#### 原文抜粋
#23 はじめてカメラを買ったんです。その4 ずれたって、いいじゃない!

講師

菅原 「GRでファインダーを覗いて撮ると、
 思ったのと違う写真になる、と」

司会

「そうなんですー。
 ずれちゃうんです」
「一眼レフでは
 そういうことはないような‥‥」
「なにをおっしゃっているのか、
 わたしにはさっぱり‥‥」
司会
シェフ 「うん、たしかにずれるよね」
先日、デパ地下で
おいしいお弁当を買ってきて、
食べる前に撮ろうと思ったんです。
そしたら、こうなりました。


これ、ファインダーの中には
ちゃんと収まってたんです‥‥。
菅原 ああ、なるほど。
でも、撮ってみたらずれてた。
私のやり方が悪いのかな。
菅原 いや、それは、そうなんですよ。
レンジファインダーって
言われるカメラの欠点なんですよ。
そうなんですか?
菅原 一眼レフっていうのは、
レンズを通した像が、
ミラーとプリズムを通って、
そのままのすがたでファインダーから見える。
でも、レンジファインダーは、
レンズに入る像と、
ファインダーに入る像が別なんですね。
で、遠いところは、ほぼ合うんですが、
近いところは、ずれが大きい。
冨田さんはお弁当を撮ろうとして、
近寄っているので、
見たものと写ったものに
ずれが生じたんですよ。
じゃあ‥‥慣れるしかないんでしょうか。
菅原 はい、ファインダーを使っている以上、
慣れるしかありません。
########
課題の説明
上の原文抜粋のうち、「菅原 一眼レフっていうのは、」から「ずれが生じたんですよ。」までを、両端の語句も含めて一字一句変えずに書き写す。
#### 提供データ
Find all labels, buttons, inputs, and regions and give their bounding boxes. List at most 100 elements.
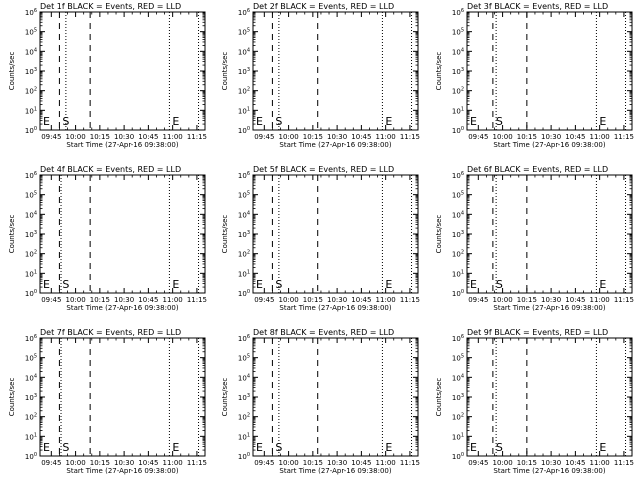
########
出力全文
菅原 一眼レフっていうのは、
レンズを通した像が、
ミラーとプリズムを通って、
そのままのすがたでファインダーから見える。
でも、レンジファインダーは、
レンズに入る像と、
ファインダーに入る像が別なんですね。
で、遠いところは、ほぼ合うんですが、
近いところは、ずれが大きい。
冨田さんはお弁当を撮ろうとして、
近寄っているので、
見たものと写ったものに
ずれが生じたんですよ。